Job:
Comb the records below for the string "Vodné" and copy each line where it turns up.

Data excerpts:
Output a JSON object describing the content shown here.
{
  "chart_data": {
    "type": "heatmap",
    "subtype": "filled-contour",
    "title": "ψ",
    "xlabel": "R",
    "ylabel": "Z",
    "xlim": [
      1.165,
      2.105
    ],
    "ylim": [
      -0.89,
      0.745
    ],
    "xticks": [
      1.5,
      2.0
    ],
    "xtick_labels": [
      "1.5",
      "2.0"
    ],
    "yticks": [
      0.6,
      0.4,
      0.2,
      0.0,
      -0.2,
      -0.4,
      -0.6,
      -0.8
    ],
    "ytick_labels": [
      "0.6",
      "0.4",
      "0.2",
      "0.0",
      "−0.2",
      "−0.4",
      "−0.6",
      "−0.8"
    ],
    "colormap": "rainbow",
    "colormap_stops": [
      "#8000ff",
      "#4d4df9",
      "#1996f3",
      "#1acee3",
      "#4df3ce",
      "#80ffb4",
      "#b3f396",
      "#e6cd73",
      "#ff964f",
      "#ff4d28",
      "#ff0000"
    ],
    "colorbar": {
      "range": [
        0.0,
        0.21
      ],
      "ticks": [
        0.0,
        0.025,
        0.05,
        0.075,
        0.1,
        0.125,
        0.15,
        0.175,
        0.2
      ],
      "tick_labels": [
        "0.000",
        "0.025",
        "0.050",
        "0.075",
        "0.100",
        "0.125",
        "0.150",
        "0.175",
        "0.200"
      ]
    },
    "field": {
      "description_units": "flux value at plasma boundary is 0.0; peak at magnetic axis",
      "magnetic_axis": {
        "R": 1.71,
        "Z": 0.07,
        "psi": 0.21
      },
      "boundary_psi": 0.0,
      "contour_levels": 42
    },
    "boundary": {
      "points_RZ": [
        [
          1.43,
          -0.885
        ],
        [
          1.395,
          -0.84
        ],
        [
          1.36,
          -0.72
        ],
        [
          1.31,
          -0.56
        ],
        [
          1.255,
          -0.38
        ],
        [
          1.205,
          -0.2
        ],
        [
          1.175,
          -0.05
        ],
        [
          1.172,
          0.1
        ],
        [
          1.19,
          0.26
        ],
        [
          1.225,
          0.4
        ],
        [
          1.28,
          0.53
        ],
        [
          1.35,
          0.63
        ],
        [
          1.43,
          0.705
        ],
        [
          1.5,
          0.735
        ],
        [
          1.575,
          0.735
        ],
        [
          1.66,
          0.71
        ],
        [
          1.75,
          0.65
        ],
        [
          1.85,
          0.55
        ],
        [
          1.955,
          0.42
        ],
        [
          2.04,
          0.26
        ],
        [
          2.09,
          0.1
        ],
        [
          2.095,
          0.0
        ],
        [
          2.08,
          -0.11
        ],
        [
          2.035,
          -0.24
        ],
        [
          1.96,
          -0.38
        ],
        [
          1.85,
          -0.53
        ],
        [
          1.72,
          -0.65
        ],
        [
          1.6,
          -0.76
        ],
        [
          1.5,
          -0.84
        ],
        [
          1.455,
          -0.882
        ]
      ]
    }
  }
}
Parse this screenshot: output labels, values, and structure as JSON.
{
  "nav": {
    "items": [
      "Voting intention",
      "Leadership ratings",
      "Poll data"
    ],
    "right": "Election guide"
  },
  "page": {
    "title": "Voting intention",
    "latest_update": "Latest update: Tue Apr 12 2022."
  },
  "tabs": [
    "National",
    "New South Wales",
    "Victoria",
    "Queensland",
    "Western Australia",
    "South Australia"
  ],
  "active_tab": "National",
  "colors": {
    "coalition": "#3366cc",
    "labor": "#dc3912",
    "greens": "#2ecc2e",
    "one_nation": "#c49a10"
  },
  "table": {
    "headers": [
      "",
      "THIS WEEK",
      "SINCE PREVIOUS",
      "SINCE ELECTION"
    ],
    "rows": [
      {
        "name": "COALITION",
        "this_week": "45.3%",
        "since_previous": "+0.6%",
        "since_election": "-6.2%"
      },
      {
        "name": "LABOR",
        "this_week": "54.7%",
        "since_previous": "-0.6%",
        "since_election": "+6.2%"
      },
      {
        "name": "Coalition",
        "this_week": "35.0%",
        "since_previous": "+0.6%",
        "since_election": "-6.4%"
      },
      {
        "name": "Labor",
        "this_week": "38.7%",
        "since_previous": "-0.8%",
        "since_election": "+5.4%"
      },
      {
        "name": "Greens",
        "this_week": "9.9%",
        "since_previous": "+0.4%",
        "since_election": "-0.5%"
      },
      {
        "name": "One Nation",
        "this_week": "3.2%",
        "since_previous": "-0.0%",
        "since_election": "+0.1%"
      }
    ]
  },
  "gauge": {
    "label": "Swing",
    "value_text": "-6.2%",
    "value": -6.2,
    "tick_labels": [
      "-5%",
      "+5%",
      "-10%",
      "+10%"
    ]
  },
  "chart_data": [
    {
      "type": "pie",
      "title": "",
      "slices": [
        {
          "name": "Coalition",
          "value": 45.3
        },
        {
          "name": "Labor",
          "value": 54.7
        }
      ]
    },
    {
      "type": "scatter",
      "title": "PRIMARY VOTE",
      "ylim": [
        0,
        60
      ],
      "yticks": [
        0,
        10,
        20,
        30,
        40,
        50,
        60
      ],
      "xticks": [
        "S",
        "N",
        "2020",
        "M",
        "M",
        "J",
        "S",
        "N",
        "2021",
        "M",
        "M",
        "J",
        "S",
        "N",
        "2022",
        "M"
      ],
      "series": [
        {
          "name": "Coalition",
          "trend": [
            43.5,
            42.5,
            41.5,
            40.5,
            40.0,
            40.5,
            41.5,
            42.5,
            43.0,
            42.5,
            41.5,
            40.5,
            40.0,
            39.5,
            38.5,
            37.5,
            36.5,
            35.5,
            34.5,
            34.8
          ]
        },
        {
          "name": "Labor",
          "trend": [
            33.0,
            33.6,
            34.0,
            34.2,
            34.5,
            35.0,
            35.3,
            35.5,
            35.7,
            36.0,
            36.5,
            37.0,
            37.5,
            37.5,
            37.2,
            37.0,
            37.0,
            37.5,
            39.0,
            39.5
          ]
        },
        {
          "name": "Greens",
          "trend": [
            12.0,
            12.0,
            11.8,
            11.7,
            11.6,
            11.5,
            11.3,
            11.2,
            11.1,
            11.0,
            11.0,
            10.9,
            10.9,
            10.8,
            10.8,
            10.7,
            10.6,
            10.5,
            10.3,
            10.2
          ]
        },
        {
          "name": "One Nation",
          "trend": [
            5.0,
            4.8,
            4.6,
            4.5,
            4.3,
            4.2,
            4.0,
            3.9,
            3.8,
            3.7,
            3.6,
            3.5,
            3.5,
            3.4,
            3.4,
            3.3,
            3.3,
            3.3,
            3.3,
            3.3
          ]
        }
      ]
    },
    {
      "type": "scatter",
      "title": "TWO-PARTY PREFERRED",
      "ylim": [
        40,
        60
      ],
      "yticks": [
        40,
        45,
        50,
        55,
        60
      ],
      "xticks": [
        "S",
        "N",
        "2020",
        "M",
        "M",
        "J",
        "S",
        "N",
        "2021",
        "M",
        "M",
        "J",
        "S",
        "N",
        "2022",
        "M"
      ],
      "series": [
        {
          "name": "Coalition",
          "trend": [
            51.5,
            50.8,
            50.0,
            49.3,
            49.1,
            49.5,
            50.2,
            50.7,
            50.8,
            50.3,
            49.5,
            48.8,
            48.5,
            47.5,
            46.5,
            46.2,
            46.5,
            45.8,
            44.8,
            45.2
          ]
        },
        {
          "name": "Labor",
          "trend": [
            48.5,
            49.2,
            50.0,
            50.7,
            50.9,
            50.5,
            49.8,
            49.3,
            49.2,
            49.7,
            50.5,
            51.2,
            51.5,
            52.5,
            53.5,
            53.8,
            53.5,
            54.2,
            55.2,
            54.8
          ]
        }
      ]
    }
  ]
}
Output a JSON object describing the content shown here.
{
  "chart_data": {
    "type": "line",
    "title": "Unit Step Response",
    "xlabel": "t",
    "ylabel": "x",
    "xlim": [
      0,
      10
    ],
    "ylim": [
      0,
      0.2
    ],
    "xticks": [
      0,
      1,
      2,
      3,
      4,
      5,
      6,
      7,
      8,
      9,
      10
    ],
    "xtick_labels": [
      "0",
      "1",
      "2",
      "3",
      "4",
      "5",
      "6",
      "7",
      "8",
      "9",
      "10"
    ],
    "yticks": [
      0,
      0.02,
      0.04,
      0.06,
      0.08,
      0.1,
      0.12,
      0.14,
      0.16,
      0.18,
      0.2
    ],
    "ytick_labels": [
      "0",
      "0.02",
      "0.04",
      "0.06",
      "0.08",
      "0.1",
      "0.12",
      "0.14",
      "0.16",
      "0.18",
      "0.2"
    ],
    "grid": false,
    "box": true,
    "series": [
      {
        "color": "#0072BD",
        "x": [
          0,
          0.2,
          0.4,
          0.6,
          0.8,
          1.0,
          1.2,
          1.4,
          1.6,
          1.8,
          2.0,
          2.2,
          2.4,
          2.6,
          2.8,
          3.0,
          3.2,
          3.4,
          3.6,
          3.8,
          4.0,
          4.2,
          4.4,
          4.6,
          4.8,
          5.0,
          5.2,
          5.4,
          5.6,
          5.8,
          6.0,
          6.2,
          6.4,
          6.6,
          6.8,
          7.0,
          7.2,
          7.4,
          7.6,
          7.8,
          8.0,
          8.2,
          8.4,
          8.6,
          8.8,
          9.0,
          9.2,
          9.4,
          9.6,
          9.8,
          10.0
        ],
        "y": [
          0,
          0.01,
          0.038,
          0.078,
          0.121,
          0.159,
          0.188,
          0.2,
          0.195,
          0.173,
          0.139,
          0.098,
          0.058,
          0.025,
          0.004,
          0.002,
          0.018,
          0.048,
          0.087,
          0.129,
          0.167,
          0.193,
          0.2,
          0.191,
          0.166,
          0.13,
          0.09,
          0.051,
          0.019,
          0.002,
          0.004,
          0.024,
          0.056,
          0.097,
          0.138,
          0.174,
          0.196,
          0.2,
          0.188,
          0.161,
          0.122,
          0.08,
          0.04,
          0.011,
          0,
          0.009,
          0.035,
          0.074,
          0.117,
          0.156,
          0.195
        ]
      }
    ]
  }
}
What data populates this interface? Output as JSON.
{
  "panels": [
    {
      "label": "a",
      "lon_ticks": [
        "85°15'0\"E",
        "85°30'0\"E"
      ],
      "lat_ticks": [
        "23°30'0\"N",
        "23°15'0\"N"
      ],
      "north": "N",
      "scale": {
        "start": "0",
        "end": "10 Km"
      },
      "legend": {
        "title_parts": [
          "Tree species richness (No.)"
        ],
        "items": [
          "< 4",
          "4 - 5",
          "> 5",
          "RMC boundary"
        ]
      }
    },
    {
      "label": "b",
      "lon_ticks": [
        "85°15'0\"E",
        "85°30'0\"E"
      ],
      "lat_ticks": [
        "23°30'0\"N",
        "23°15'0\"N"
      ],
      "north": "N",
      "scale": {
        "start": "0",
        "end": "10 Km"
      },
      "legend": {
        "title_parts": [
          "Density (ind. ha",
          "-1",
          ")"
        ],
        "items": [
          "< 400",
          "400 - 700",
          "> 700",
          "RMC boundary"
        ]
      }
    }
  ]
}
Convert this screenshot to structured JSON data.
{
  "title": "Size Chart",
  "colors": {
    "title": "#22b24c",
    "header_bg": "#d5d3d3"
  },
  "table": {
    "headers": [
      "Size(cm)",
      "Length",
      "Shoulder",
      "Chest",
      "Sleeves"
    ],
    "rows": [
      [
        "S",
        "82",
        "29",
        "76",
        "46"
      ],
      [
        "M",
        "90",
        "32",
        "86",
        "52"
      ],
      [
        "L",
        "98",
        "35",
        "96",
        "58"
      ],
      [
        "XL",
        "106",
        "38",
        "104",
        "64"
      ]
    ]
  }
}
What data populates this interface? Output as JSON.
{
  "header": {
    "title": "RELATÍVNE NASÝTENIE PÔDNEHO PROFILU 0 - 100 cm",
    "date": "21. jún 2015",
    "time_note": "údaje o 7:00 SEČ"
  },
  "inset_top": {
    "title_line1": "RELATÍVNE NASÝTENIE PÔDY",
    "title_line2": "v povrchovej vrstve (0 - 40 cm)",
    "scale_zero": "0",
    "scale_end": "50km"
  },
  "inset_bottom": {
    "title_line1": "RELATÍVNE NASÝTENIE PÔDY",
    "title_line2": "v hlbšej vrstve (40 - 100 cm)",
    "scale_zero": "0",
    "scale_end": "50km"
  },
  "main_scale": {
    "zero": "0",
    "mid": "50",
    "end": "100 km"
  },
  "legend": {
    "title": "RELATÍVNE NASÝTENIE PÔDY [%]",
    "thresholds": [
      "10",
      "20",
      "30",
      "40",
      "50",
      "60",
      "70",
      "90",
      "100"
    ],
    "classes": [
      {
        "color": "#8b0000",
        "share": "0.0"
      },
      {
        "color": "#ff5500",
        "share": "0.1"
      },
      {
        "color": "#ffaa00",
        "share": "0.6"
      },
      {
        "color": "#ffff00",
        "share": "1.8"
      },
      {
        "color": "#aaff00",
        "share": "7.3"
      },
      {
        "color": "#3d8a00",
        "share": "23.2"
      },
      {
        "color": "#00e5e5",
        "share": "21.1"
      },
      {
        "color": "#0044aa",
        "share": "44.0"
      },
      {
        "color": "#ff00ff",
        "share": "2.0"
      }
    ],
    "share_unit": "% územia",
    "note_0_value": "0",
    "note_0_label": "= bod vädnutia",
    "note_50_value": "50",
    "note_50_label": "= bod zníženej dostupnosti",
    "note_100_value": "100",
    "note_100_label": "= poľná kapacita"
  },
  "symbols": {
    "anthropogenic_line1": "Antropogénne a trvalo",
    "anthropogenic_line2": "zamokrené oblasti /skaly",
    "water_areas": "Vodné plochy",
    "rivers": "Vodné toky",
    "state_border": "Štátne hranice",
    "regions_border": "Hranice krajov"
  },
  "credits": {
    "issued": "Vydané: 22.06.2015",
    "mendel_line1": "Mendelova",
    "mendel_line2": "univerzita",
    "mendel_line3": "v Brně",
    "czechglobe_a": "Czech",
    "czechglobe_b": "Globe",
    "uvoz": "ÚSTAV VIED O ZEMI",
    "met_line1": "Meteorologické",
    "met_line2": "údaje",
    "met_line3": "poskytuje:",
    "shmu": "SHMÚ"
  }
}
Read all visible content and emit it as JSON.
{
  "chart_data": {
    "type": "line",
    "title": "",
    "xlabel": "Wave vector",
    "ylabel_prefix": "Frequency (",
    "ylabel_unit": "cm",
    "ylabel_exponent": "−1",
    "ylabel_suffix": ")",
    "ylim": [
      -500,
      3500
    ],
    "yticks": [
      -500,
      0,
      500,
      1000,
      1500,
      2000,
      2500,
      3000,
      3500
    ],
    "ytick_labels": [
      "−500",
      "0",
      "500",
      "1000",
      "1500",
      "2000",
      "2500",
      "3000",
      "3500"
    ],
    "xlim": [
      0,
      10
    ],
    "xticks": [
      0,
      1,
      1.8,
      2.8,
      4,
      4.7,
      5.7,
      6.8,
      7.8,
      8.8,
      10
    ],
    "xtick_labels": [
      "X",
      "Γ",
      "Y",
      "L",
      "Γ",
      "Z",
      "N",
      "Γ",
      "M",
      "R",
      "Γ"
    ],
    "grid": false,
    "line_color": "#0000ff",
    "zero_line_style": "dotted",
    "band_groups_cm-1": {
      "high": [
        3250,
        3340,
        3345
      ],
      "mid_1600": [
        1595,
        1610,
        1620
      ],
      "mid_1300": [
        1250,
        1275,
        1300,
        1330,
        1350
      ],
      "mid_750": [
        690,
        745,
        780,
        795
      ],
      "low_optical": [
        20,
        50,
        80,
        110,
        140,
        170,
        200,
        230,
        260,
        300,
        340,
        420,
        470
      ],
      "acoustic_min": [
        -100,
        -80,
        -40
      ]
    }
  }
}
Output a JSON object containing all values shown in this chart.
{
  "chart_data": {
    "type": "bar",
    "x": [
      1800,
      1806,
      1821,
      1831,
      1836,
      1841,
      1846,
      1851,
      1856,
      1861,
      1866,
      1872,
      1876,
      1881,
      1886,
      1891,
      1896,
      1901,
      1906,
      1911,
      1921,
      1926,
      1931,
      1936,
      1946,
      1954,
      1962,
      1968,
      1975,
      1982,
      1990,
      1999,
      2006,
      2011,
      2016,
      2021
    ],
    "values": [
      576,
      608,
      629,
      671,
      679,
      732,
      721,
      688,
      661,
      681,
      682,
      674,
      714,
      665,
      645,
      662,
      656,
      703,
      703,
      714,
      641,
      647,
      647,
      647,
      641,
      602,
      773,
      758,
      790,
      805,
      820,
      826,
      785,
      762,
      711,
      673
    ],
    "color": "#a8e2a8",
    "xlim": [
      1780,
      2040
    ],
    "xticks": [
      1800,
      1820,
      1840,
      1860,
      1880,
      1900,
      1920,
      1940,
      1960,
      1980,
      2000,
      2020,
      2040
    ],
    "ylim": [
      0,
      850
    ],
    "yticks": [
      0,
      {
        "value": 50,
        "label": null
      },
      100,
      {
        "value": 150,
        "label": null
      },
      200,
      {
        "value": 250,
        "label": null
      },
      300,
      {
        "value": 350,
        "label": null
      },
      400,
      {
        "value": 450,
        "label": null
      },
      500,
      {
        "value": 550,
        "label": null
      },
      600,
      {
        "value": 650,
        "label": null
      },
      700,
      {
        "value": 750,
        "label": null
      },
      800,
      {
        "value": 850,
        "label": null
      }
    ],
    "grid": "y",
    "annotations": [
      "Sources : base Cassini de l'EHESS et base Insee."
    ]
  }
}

Output for this exercise:
    "water_areas": "Vodné plochy",
    "rivers": "Vodné toky",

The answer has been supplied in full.